** BEGIN ITEMS **

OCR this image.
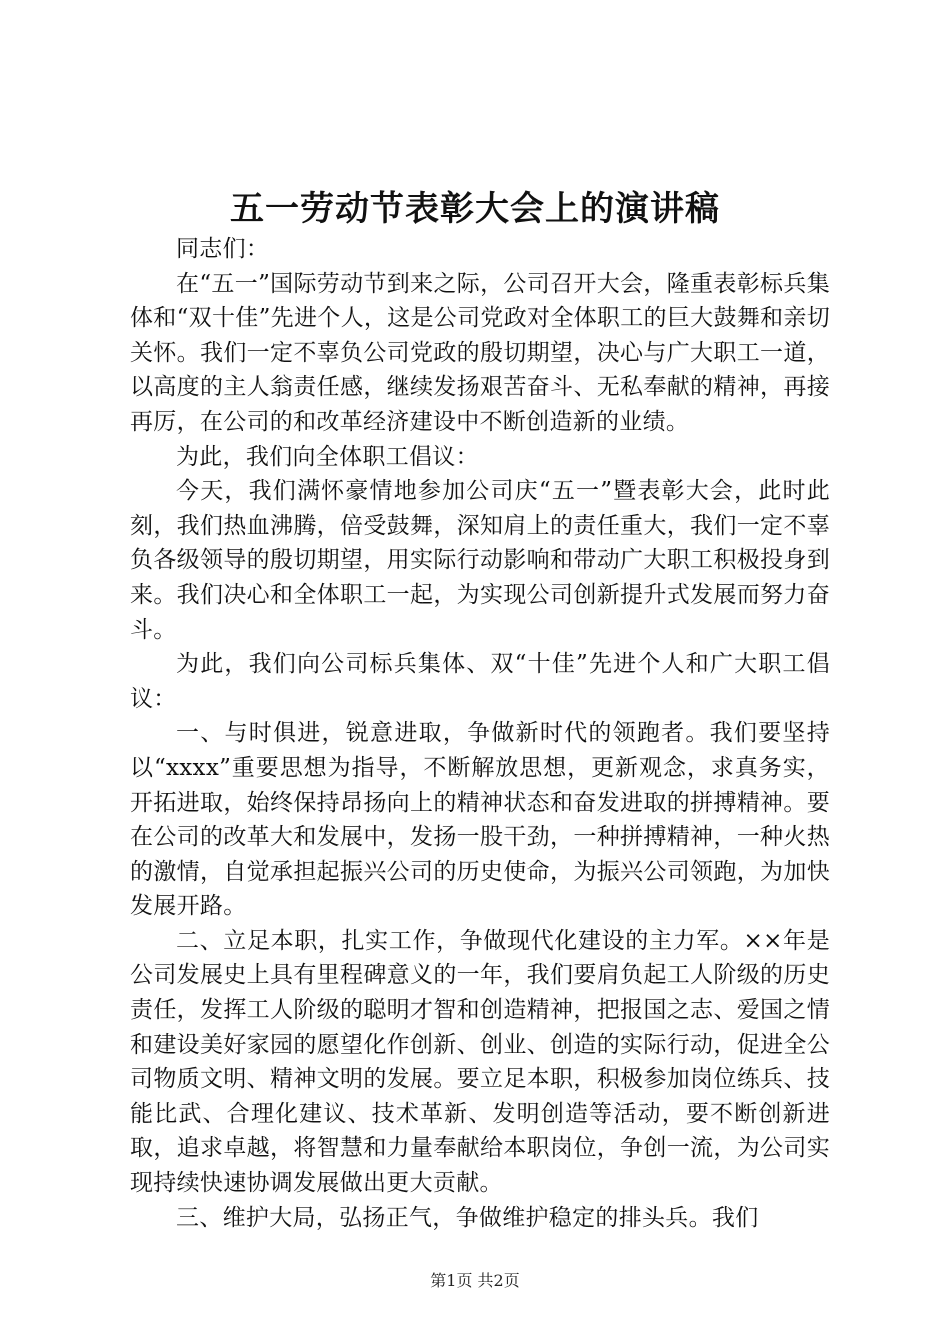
五一劳动节表彰大会上的演讲稿

同志们：

在“五一”国际劳动节到来之际，公司召开大会，隆重表彰标兵集体和“双十佳”先进个人，这是公司党政对全体职工的巨大鼓舞和亲切关怀。我们一定不辜负公司党政的殷切期望，决心与广大职工一道，以高度的主人翁责任感，继续发扬艰苦奋斗、无私奉献的精神，再接再厉，在公司的和改革经济建设中不断创造新的业绩。

为此，我们向全体职工倡议：

今天，我们满怀豪情地参加公司庆“五一”暨表彰大会，此时此刻，我们热血沸腾，倍受鼓舞，深知肩上的责任重大，我们一定不辜负各级领导的殷切期望，用实际行动影响和带动广大职工积极投身到来。我们决心和全体职工一起，为实现公司创新提升式发展而努力奋斗。

为此，我们向公司标兵集体、双“十佳”先进个人和广大职工倡议：

一、与时俱进，锐意进取，争做新时代的领跑者。我们要坚持以“xxxx”重要思想为指导，不断解放思想，更新观念，求真务实，开拓进取，始终保持昂扬向上的精神状态和奋发进取的拼搏精神。要在公司的改革大和发展中，发扬一股干劲，一种拼搏精神，一种火热的激情，自觉承担起振兴公司的历史使命，为振兴公司领跑，为加快发展开路。

二、立足本职，扎实工作，争做现代化建设的主力军。××年是公司发展史上具有里程碑意义的一年，我们要肩负起工人阶级的历史责任，发挥工人阶级的聪明才智和创造精神，把报国之志、爱国之情和建设美好家园的愿望化作创新、创业、创造的实际行动，促进全公司物质文明、精神文明的发展。要立足本职，积极参加岗位练兵、技能比武、合理化建议、技术革新、发明创造等活动，要不断创新进取，追求卓越，将智慧和力量奉献给本职岗位，争创一流，为公司实现持续快速协调发展做出更大贡献。

三、维护大局，弘扬正气，争做维护稳定的排头兵。我们

第1页 共2页
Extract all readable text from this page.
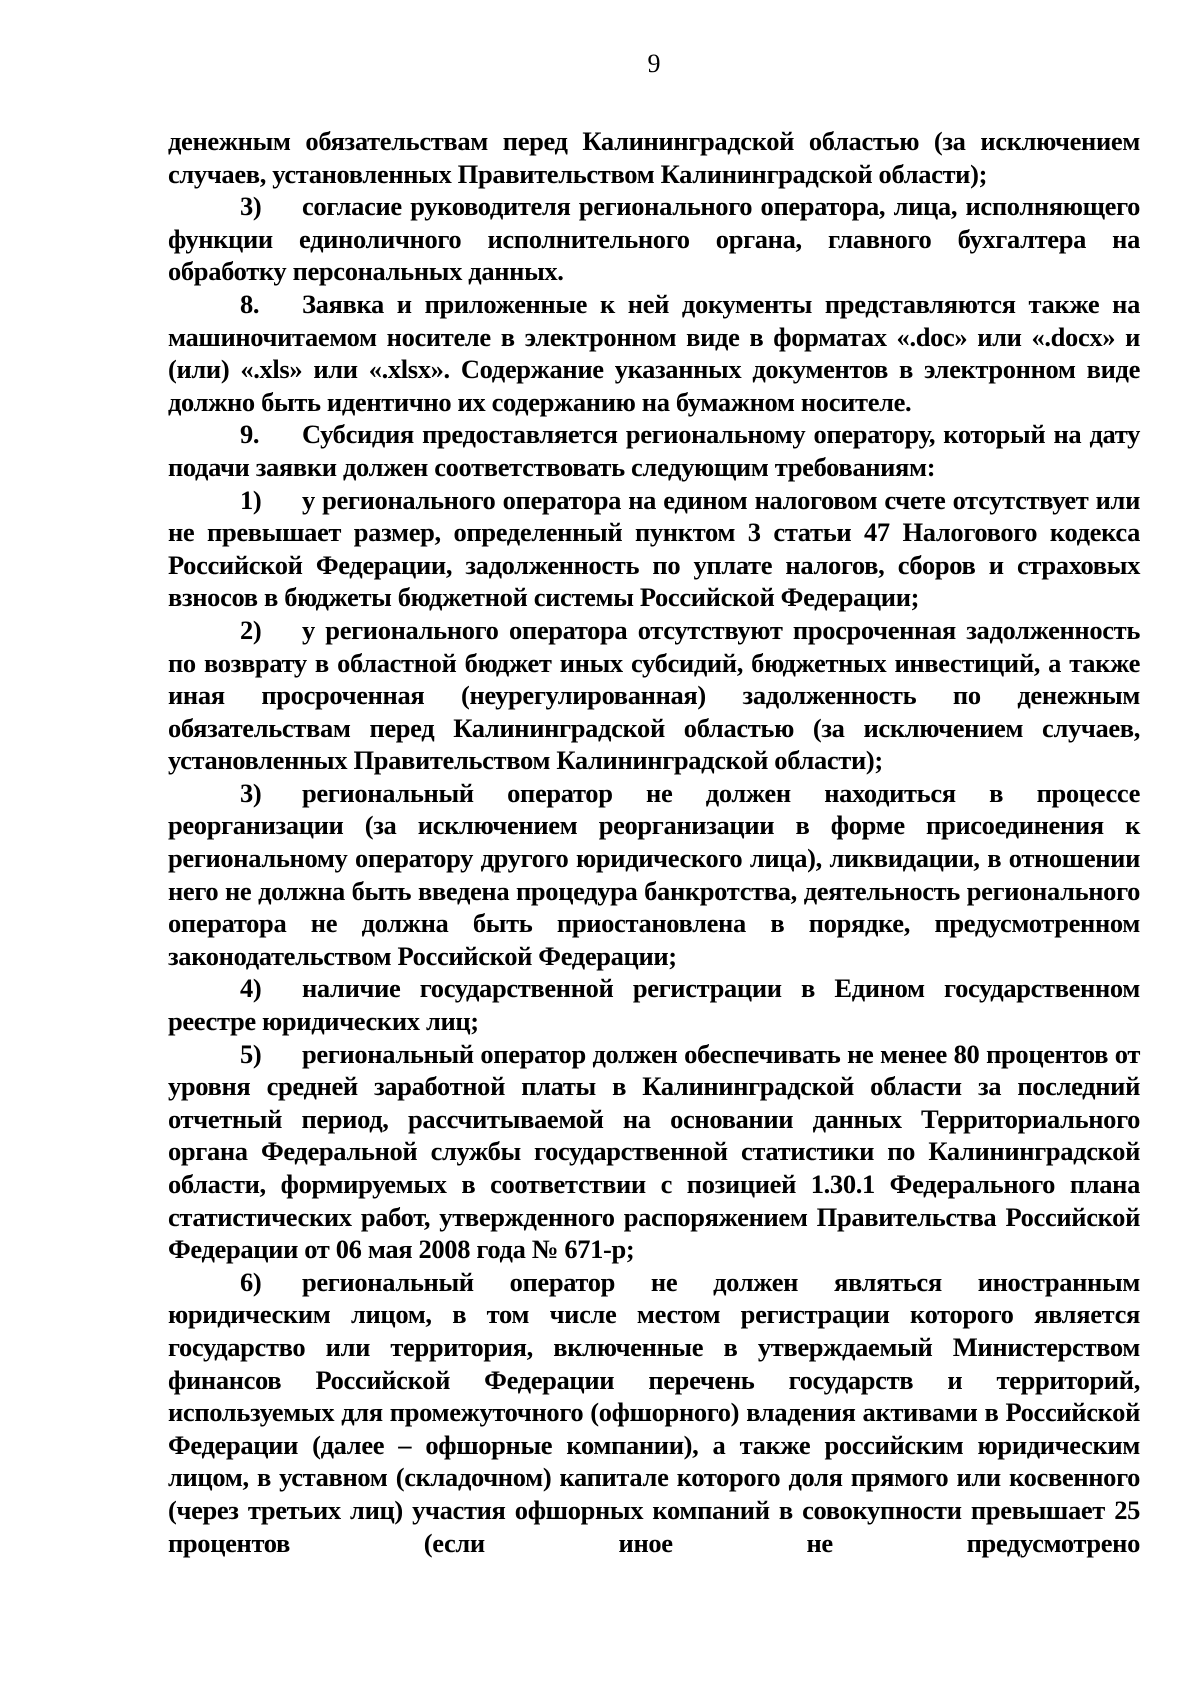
9

денежным обязательствам перед Калининградской областью (за исключением случаев, установленных Правительством Калининградской области);

3) согласие руководителя регионального оператора, лица, исполняющего функции единоличного исполнительного органа, главного бухгалтера на обработку персональных данных.

8. Заявка и приложенные к ней документы представляются также на машиночитаемом носителе в электронном виде в форматах «.doc» или «.docx» и (или) «.xls» или «.xlsx». Содержание указанных документов в электронном виде должно быть идентично их содержанию на бумажном носителе.

9. Субсидия предоставляется региональному оператору, который на дату подачи заявки должен соответствовать следующим требованиям:

1) у регионального оператора на едином налоговом счете отсутствует или не превышает размер, определенный пунктом 3 статьи 47 Налогового кодекса Российской Федерации, задолженность по уплате налогов, сборов и страховых взносов в бюджеты бюджетной системы Российской Федерации;

2) у регионального оператора отсутствуют просроченная задолженность по возврату в областной бюджет иных субсидий, бюджетных инвестиций, а также иная просроченная (неурегулированная) задолженность по денежным обязательствам перед Калининградской областью (за исключением случаев, установленных Правительством Калининградской области);

3) региональный оператор не должен находиться в процессе реорганизации (за исключением реорганизации в форме присоединения к региональному оператору другого юридического лица), ликвидации, в отношении него не должна быть введена процедура банкротства, деятельность регионального оператора не должна быть приостановлена в порядке, предусмотренном законодательством Российской Федерации;

4) наличие государственной регистрации в Едином государственном реестре юридических лиц;

5) региональный оператор должен обеспечивать не менее 80 процентов от уровня средней заработной платы в Калининградской области за последний отчетный период, рассчитываемой на основании данных Территориального органа Федеральной службы государственной статистики по Калининградской области, формируемых в соответствии с позицией 1.30.1 Федерального плана статистических работ, утвержденного распоряжением Правительства Российской Федерации от 06 мая 2008 года № 671-р;

6) региональный оператор не должен являться иностранным юридическим лицом, в том числе местом регистрации которого является государство или территория, включенные в утверждаемый Министерством финансов Российской Федерации перечень государств и территорий, используемых для промежуточного (офшорного) владения активами в Российской Федерации (далее – офшорные компании), а также российским юридическим лицом, в уставном (складочном) капитале которого доля прямого или косвенного (через третьих лиц) участия офшорных компаний в совокупности превышает 25 процентов (если иное не предусмотрено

** END ITEMS **

→ WHAT YOU SHOULD DO: Return solely the number of lines in the data that include the word "данных".

→ EXPECTED OUTPUT: 2